→ To be done
a: Please summarize the text on the Hali system in two sentences.
b: Continue the passage on the Hali system, beginning right after its final sentence.

Bombay: Halis: Generally found in the Surat district of Gujarat, the Halis are drawn from the five communities, i.e., Dublas, Talavias, Naikas, Dhodias and Ghodras—the bulk of the Hali population, however, being Dublas. The total number of Halis has been estimated as 20% of the agricultural population of the district.
The Hali system is a form of agrestic serfdom most frequently originating in paltry loans taken for payment of bride’s price and other expenses enjoined by backward social customs. Under it the Hali and to some extent the members of his family bind themselves practically for life to serve a master, called locally the Dhaniama. Theoretically, the Hali can free himself by paying off the debt, but actually due to illiteracy of the Hali and the machinations of the Dhaniama, payment of debts is a rare phenomenon. Rarer still is any case of desertion, though the contract between the Dhaniama and the Hali is not legally valid. Such is the class solidarity of the Dhaniamas that a Hali who has deserted one Dhaniama would never be employed by another. While enquiring in Tanjaore district, Mayavaram taluka of Madras about the Panneyals, we found the same unity among the masters making any change of master unless permitted by the master himself almost impossible for the Panneyals.

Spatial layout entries
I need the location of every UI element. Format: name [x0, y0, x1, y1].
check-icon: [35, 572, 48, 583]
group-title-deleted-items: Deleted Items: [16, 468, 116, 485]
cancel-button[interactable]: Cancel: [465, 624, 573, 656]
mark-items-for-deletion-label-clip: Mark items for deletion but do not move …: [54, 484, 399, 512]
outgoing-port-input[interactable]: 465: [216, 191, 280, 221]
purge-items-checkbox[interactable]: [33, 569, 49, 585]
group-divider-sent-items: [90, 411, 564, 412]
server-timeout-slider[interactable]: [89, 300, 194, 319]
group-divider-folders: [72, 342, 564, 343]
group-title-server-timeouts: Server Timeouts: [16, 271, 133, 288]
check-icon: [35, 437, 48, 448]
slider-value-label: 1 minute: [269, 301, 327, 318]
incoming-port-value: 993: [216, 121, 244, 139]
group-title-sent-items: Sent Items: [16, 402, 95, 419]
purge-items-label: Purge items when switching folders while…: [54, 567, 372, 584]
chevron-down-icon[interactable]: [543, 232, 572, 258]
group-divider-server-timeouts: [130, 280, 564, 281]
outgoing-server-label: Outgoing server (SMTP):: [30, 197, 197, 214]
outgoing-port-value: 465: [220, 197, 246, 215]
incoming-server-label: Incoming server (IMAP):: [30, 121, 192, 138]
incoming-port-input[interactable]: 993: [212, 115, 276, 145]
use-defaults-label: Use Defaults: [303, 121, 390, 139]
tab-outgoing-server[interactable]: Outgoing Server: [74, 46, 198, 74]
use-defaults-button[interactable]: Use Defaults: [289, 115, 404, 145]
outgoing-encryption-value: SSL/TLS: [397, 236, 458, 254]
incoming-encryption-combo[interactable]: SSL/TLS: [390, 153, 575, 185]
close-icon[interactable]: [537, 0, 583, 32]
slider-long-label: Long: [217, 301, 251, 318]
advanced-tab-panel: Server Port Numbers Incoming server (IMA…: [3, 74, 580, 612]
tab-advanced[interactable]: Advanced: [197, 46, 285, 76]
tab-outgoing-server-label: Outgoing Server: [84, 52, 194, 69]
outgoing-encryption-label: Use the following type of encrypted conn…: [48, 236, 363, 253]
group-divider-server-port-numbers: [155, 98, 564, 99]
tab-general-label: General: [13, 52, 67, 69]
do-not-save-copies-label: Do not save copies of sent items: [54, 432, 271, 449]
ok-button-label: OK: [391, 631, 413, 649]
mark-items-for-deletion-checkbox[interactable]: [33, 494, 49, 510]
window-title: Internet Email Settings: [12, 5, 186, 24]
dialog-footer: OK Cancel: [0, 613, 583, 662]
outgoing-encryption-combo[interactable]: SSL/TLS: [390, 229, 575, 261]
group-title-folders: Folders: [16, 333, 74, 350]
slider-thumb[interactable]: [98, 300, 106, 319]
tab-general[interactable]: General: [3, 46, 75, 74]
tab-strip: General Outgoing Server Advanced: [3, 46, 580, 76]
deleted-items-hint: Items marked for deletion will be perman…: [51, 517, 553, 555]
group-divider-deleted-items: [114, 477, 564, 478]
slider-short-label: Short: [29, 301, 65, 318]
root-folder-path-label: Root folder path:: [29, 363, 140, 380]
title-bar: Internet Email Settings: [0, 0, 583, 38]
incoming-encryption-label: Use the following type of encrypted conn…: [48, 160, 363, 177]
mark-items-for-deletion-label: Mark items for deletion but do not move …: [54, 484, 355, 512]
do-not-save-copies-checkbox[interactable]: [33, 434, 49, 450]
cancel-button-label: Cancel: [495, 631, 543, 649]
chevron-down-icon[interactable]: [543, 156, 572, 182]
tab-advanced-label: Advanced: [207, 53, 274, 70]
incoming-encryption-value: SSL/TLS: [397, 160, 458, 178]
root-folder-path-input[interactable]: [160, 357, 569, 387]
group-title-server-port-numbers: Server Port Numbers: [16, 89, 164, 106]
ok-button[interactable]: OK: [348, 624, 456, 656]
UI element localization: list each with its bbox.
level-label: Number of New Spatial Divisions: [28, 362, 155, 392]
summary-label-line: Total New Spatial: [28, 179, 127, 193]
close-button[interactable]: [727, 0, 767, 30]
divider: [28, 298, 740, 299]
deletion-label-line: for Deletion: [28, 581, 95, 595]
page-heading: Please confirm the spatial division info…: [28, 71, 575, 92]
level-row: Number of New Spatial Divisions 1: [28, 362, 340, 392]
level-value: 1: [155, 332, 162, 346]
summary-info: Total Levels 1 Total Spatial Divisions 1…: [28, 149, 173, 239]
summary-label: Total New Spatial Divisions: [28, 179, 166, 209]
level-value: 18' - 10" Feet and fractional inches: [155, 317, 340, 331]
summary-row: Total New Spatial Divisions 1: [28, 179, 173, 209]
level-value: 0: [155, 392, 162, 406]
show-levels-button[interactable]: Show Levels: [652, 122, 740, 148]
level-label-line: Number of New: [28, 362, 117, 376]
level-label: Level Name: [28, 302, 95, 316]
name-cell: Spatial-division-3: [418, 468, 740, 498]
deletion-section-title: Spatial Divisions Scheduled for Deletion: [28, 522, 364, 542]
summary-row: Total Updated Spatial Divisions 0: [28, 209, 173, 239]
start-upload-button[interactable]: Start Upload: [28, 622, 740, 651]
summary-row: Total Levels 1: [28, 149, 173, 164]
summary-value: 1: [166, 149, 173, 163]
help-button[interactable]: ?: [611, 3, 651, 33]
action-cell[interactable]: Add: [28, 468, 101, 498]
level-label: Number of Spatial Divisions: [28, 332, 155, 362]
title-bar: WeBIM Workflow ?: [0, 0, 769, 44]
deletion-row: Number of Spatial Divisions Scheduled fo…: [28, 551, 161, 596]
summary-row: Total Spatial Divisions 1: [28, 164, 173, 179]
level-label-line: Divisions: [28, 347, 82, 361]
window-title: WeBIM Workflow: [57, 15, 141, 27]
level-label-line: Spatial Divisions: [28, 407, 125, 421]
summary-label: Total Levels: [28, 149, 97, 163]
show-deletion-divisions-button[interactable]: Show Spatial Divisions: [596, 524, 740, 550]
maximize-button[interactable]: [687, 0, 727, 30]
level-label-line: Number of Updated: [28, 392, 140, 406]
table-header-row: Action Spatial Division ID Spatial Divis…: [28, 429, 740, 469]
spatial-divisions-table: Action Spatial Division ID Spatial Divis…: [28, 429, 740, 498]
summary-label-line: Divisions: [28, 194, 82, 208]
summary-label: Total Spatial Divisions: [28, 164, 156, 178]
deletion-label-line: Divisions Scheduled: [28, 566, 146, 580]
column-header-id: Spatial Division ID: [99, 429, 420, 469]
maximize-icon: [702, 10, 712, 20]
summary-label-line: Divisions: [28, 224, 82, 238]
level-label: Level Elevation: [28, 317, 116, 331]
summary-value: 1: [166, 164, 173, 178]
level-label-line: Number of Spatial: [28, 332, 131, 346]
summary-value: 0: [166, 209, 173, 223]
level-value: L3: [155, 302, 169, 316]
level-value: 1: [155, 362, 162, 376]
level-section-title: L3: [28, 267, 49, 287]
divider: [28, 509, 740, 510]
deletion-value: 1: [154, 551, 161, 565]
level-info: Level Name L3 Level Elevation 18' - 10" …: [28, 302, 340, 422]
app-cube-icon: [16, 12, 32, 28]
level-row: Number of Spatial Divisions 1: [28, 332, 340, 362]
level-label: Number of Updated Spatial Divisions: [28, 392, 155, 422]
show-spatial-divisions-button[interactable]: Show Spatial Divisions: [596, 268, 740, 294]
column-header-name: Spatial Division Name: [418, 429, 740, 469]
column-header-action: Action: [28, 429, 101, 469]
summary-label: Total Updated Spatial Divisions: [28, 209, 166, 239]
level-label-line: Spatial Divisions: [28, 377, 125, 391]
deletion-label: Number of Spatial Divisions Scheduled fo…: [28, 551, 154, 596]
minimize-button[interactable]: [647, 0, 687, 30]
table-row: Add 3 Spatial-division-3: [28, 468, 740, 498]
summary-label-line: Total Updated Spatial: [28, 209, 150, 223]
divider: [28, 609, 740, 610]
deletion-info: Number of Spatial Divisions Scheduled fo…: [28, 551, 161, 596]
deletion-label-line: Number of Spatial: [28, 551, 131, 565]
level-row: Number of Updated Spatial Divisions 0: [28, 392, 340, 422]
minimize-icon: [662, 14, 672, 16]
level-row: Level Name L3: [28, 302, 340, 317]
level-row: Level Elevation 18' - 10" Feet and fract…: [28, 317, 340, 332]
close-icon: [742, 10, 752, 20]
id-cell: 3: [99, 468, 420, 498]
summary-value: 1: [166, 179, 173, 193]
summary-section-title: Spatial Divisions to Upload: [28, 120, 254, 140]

→ Answers by task
a: In the Surat district of Gujarat, the Halis come from five communities, mostly Dublas, and are estimated at 20% of the district's agricultural population. The Hali system is a form of agrestic serfdom that usually begins with small loans for bride's price and other customary expenses and binds a Hali practically for life to a master called the Dhaniama; paying off the debt is rare because of the Hali's illiteracy and the Dhaniama's machinations, and desertion is rarer still, since no other Dhaniama would employ a Hali who had left his master.

b:
Besides, the Dhaniamas, belonging to the higher castes have sedulously developed a deep rooted feeling among the Halis that running away from the master is a great sin for which God will punish the Hali’s descendants. We actually asked a Hali if he would leave his master and come to Bombay for better wages and were told that it would be a sin for the Hali to leave his Dhaniama.
These Halis are sold like chattel along with land. Sometimes prices are paid separately for the Halis, sometimes not. We found in Mayavaram in Madras, Panneyals changing hands with land. In village Koiur, a few miles from Calicut, we examined a Karijathn (a sort of semi-serf), who reported the practice of letting out these semi-serfs by their masters during periods of unemployment.
An agricultural labourer wanting to be a Hali in exchange of a loan has to undergo a period of apprenticeship for 2-3 years. And a Hali’s son who generally becomes a Hali by taking a loan at the time of his marriage has to approach the Dhaniama of his father, because, until now, has he not lived on the Dhaniama’s charity? e/g/. The wages paid to father Hali, and thus has not the Dhaniama acquired an indirect, but nonetheless a definite claim on the young son of the Hali? This automatic transmission of serfdom from father to son, from one generation to another, though not uncommon among the Panneyals of Tanjore is, however, not the general rule. We came across Panneyals’ sons working under masters different from those of their fathers.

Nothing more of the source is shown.